→ GOAL OF THE EXERCISE:
Would you return all of this data exactly, leaving nothing out?
⁂
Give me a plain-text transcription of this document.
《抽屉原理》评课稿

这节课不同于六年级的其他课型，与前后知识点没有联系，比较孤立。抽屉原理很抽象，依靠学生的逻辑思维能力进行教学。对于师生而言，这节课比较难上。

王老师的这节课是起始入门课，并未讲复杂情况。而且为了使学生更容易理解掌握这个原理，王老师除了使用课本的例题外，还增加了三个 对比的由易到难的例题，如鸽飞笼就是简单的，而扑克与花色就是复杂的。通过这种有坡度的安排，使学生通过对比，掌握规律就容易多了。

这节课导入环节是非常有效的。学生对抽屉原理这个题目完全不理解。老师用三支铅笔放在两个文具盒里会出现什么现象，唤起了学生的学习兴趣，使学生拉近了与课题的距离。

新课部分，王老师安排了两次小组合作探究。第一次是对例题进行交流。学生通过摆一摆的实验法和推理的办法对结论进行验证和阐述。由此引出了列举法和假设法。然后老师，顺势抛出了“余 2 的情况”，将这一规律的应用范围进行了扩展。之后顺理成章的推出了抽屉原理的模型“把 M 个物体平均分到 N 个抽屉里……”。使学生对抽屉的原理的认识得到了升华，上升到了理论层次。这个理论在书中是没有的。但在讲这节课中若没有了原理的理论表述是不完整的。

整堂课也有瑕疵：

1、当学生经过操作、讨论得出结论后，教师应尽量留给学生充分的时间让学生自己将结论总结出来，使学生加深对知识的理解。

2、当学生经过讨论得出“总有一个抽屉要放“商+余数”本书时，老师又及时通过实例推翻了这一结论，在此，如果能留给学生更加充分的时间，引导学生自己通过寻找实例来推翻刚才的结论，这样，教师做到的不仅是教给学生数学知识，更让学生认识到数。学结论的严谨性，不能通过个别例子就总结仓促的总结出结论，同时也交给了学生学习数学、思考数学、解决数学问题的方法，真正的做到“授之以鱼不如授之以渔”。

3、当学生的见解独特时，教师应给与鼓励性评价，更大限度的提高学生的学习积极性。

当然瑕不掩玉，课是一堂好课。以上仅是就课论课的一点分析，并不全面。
⁂
→ WORKED ANSWER:
Give me a plain-text transcription of this document.
《抽屉原理》评课稿

这节课不同于六年级的其他课型，与前后知识点没有联系，比较孤立。抽屉原理很抽象，依靠学生的逻辑思维能力进行教学。对于师生而言，这节课比较难上。

王老师的这节课是起始入门课，并未讲复杂情况。而且为了使学生更容易理解掌握这个原理，王老师除了使用课本的例题外，还增加了三个 对比的由易到难的例题，如鸽飞笼就是简单的，而扑克与花色就是复杂的。通过这种有坡度的安排，使学生通过对比，掌握规律就容易多了。

这节课导入环节是非常有效的。学生对抽屉原理这个题目完全不理解。老师用三支铅笔放在两个文具盒里会出现什么现象，唤起了学生的学习兴趣，使学生拉近了与课题的距离。

新课部分，王老师安排了两次小组合作探究。第一次是对例题进行交流。学生通过摆一摆的实验法和推理的办法对结论进行验证和阐述。由此引出了列举法和假设法。然后老师，顺势抛出了“余 2 的情况”，将这一规律的应用范围进行了扩展。之后顺理成章的推出了抽屉原理的模型“把 M 个物体平均分到 N 个抽屉里……”。使学生对抽屉的原理的认识得到了升华，上升到了理论层次。这个理论在书中是没有的。但在讲这节课中若没有了原理的理论表述是不完整的。

整堂课也有瑕疵：

1、当学生经过操作、讨论得出结论后，教师应尽量留给学生充分的时间让学生自己将结论总结出来，使学生加深对知识的理解。

2、当学生经过讨论得出“总有一个抽屉要放“商+余数”本书时，老师又及时通过实例推翻了这一结论，在此，如果能留给学生更加充分的时间，引导学生自己通过寻找实例来推翻刚才的结论，这样，教师做到的不仅是教给学生数学知识，更让学生认识到数。学结论的严谨性，不能通过个别例子就总结仓促的总结出结论，同时也交给了学生学习数学、思考数学、解决数学问题的方法，真正的做到“授之以鱼不如授之以渔”。

3、当学生的见解独特时，教师应给与鼓励性评价，更大限度的提高学生的学习积极性。

当然瑕不掩玉，课是一堂好课。以上仅是就课论课的一点分析，并不全面。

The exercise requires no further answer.